STORED DATA:
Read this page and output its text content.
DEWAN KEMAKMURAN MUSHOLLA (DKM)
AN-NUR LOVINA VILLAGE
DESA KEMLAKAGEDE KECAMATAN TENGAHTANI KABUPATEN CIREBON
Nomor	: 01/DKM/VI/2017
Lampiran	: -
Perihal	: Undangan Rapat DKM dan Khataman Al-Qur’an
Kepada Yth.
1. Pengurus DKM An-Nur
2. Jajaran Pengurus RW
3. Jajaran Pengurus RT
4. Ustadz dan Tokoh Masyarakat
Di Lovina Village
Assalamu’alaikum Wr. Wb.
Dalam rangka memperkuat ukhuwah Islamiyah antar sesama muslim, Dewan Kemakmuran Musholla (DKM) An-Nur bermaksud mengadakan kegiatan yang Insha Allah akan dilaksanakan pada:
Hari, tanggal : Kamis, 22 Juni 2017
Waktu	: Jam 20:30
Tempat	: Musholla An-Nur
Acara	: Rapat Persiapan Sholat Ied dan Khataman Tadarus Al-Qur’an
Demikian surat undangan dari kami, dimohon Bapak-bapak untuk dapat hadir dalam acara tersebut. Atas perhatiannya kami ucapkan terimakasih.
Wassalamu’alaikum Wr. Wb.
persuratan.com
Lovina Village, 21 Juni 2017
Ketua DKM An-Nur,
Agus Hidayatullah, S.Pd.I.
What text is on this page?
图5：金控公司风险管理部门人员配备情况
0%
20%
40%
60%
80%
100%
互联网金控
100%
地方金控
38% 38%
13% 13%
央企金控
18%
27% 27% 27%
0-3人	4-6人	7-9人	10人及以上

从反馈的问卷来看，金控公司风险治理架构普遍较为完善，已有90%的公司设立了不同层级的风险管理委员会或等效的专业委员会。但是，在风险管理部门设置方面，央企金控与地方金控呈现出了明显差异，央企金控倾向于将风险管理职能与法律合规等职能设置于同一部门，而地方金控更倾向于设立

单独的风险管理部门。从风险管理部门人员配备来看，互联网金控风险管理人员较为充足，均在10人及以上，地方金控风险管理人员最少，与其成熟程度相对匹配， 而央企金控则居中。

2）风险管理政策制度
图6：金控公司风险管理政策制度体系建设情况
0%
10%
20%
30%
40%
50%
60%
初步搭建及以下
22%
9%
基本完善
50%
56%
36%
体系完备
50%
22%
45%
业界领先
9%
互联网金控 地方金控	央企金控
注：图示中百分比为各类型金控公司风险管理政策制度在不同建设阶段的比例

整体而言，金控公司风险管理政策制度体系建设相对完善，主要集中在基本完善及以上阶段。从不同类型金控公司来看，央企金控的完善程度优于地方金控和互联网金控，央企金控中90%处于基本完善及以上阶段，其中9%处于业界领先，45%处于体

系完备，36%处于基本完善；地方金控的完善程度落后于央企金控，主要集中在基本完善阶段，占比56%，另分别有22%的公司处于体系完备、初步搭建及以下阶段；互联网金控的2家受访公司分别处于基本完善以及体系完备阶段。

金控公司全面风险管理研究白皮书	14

TASK REQUIREMENTS: Repeat the data precisely, line by line.

RESPONSE TO THE EXERCISE:
Read this page and output its text content.
DEWAN KEMAKMURAN MUSHOLLA (DKM)
AN-NUR LOVINA VILLAGE
DESA KEMLAKAGEDE KECAMATAN TENGAHTANI KABUPATEN CIREBON
Nomor	: 01/DKM/VI/2017
Lampiran	: -
Perihal	: Undangan Rapat DKM dan Khataman Al-Qur’an
Kepada Yth.
1. Pengurus DKM An-Nur
2. Jajaran Pengurus RW
3. Jajaran Pengurus RT
4. Ustadz dan Tokoh Masyarakat
Di Lovina Village
Assalamu’alaikum Wr. Wb.
Dalam rangka memperkuat ukhuwah Islamiyah antar sesama muslim, Dewan Kemakmuran Musholla (DKM) An-Nur bermaksud mengadakan kegiatan yang Insha Allah akan dilaksanakan pada:
Hari, tanggal : Kamis, 22 Juni 2017
Waktu	: Jam 20:30
Tempat	: Musholla An-Nur
Acara	: Rapat Persiapan Sholat Ied dan Khataman Tadarus Al-Qur’an
Demikian surat undangan dari kami, dimohon Bapak-bapak untuk dapat hadir dalam acara tersebut. Atas perhatiannya kami ucapkan terimakasih.
Wassalamu’alaikum Wr. Wb.
persuratan.com
Lovina Village, 21 Juni 2017
Ketua DKM An-Nur,
Agus Hidayatullah, S.Pd.I.
What text is on this page?
图5：金控公司风险管理部门人员配备情况
0%
20%
40%
60%
80%
100%
互联网金控
100%
地方金控
38% 38%
13% 13%
央企金控
18%
27% 27% 27%
0-3人	4-6人	7-9人	10人及以上

从反馈的问卷来看，金控公司风险治理架构普遍较为完善，已有90%的公司设立了不同层级的风险管理委员会或等效的专业委员会。但是，在风险管理部门设置方面，央企金控与地方金控呈现出了明显差异，央企金控倾向于将风险管理职能与法律合规等职能设置于同一部门，而地方金控更倾向于设立

单独的风险管理部门。从风险管理部门人员配备来看，互联网金控风险管理人员较为充足，均在10人及以上，地方金控风险管理人员最少，与其成熟程度相对匹配， 而央企金控则居中。

2）风险管理政策制度
图6：金控公司风险管理政策制度体系建设情况
0%
10%
20%
30%
40%
50%
60%
初步搭建及以下
22%
9%
基本完善
50%
56%
36%
体系完备
50%
22%
45%
业界领先
9%
互联网金控 地方金控	央企金控
注：图示中百分比为各类型金控公司风险管理政策制度在不同建设阶段的比例

整体而言，金控公司风险管理政策制度体系建设相对完善，主要集中在基本完善及以上阶段。从不同类型金控公司来看，央企金控的完善程度优于地方金控和互联网金控，央企金控中90%处于基本完善及以上阶段，其中9%处于业界领先，45%处于体

系完备，36%处于基本完善；地方金控的完善程度落后于央企金控，主要集中在基本完善阶段，占比56%，另分别有22%的公司处于体系完备、初步搭建及以下阶段；互联网金控的2家受访公司分别处于基本完善以及体系完备阶段。

金控公司全面风险管理研究白皮书	14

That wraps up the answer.